Dataset excerpts

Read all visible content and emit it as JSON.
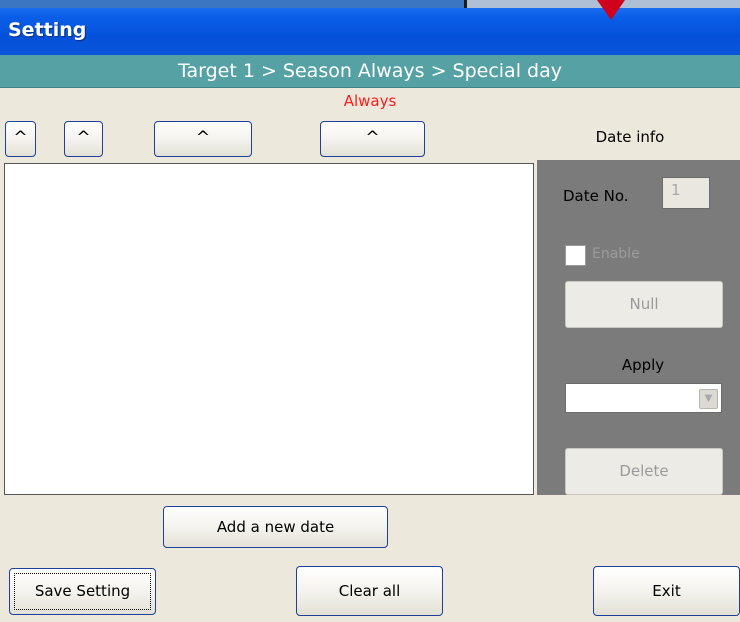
{
  "window": {
    "title": "Setting"
  },
  "breadcrumb": "Target 1 > Season Always > Special day",
  "season_label": "Always",
  "caret_buttons": [
    "^",
    "^",
    "^",
    "^"
  ],
  "date_info": {
    "heading": "Date info",
    "date_no_label": "Date No.",
    "date_no_value": "1",
    "enable_label": "Enable",
    "enable_checked": false,
    "null_button": "Null",
    "apply_label": "Apply",
    "apply_value": "",
    "delete_button": "Delete"
  },
  "buttons": {
    "add_date": "Add a new date",
    "save": "Save Setting",
    "clear": "Clear all",
    "exit": "Exit"
  },
  "colors": {
    "title_bar": "#0450d8",
    "breadcrumb_bar": "#56a1a3",
    "season_label": "#ff1a1a",
    "panel": "#7b7b7b",
    "marker": "#d0021b"
  }
}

Aim: Return each line from the material above exactly, but not the pictures.

Output of the task:
Read all visible content and emit it as JSON.
{
  "window": {
    "title": "Setting"
  },
  "breadcrumb": "Target 1 > Season Always > Special day",
  "season_label": "Always",
  "caret_buttons": [
    "^",
    "^",
    "^",
    "^"
  ],
  "date_info": {
    "heading": "Date info",
    "date_no_label": "Date No.",
    "date_no_value": "1",
    "enable_label": "Enable",
    "enable_checked": false,
    "null_button": "Null",
    "apply_label": "Apply",
    "apply_value": "",
    "delete_button": "Delete"
  },
  "buttons": {
    "add_date": "Add a new date",
    "save": "Save Setting",
    "clear": "Clear all",
    "exit": "Exit"
  },
  "colors": {
    "title_bar": "#0450d8",
    "breadcrumb_bar": "#56a1a3",
    "season_label": "#ff1a1a",
    "panel": "#7b7b7b",
    "marker": "#d0021b"
  }
}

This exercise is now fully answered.